List every line below containing "this".

◆ ◆ ◆ ◆ ◆ ◆ ◆

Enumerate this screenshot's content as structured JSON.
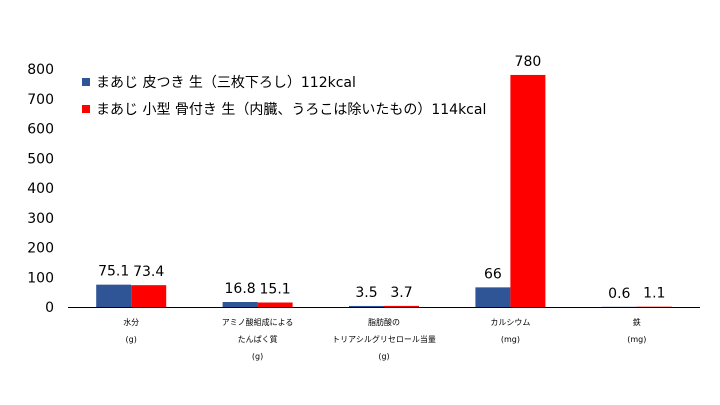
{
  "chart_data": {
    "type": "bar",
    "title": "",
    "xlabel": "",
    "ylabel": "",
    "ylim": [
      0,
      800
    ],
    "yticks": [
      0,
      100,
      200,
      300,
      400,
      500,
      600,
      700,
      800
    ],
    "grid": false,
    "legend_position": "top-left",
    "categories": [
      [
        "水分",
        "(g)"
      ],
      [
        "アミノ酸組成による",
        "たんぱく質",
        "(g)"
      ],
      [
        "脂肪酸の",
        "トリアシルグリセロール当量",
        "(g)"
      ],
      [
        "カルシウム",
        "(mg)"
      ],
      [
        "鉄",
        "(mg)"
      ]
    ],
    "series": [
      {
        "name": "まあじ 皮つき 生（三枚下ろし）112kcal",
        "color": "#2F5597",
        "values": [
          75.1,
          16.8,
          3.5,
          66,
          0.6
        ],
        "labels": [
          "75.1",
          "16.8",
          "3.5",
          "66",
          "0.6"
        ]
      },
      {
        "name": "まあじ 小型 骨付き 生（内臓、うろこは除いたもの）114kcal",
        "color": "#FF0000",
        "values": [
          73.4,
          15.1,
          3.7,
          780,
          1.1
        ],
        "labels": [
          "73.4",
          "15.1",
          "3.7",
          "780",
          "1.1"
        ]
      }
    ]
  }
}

◆ ◆ ◆ ◆ ◆ ◆ ◆

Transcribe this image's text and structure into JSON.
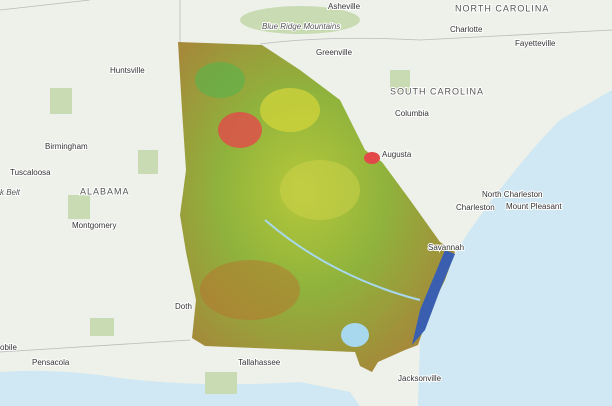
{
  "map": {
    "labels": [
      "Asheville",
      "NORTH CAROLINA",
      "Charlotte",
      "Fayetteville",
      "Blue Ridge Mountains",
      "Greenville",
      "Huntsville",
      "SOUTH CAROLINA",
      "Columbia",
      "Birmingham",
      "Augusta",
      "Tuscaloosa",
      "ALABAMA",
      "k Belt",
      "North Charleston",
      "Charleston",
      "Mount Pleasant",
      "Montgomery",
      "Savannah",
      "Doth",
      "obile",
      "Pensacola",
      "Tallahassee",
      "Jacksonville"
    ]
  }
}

◆ ◆ ◆ ◆ ◆ ◆ ◆

RESPONSE →
Enumerate this screenshot's content as structured JSON.
Transcribe this image's text and structure into JSON.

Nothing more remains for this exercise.